(Do this): Copy out each line in the material below that has the word "kidney".

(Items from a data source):
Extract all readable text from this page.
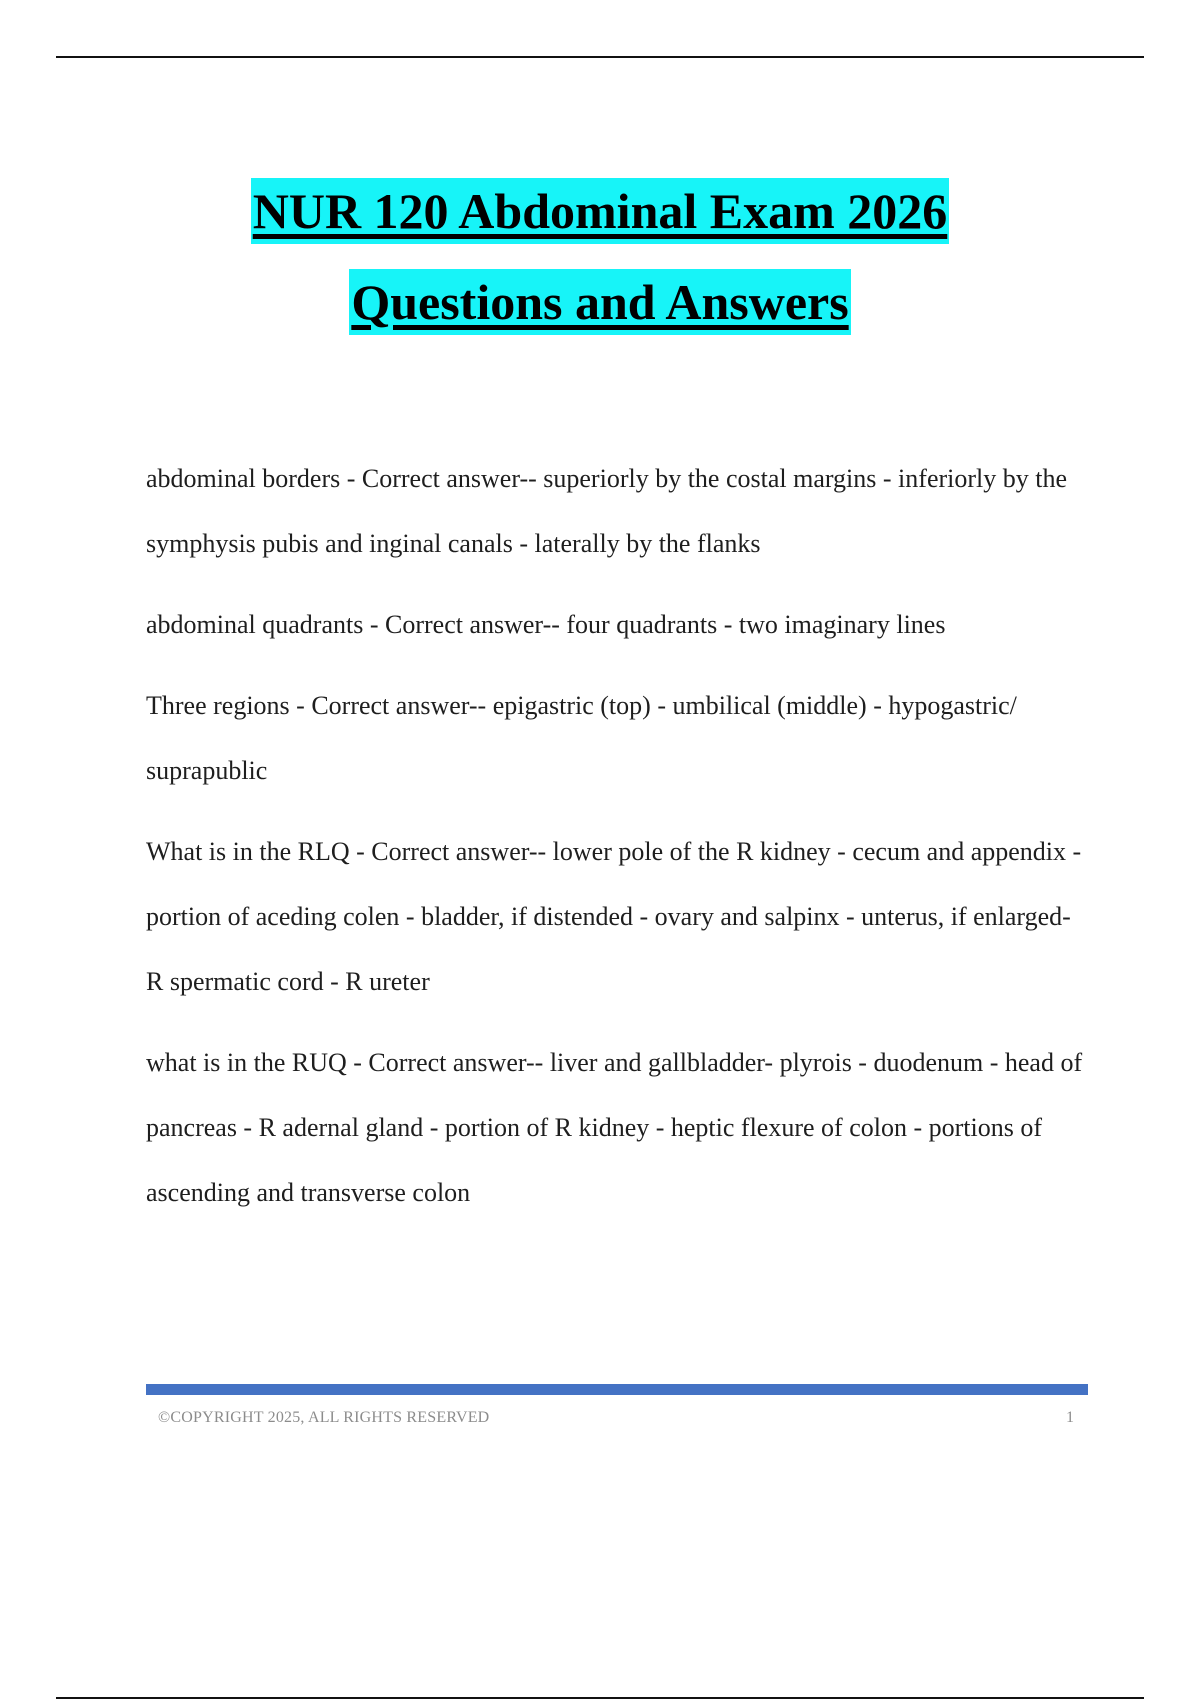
NUR 120 Abdominal Exam 2026
Questions and Answers

abdominal borders - Correct answer-- superiorly by the costal margins - inferiorly by the symphysis pubis and inginal canals - laterally by the flanks

abdominal quadrants - Correct answer-- four quadrants - two imaginary lines

Three regions - Correct answer-- epigastric (top) - umbilical (middle) - hypogastric/ suprapublic

What is in the RLQ - Correct answer-- lower pole of the R kidney - cecum and appendix - portion of aceding colen - bladder, if distended - ovary and salpinx - unterus, if enlarged- R spermatic cord - R ureter

what is in the RUQ - Correct answer-- liver and gallbladder- plyrois - duodenum - head of pancreas - R adernal gland - portion of R kidney - heptic flexure of colon - portions of ascending and transverse colon

©COPYRIGHT 2025, ALL RIGHTS RESERVED	1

(Exercise output):
What is in the RLQ - Correct answer-- lower pole of the R kidney - cecum and appendix - portion of aceding colen - bladder, if distended - ovary and salpinx - unterus, if enlarged- R spermatic cord - R ureter
what is in the RUQ - Correct answer-- liver and gallbladder- plyrois - duodenum - head of pancreas - R adernal gland - portion of R kidney - heptic flexure of colon - portions of ascending and transverse colon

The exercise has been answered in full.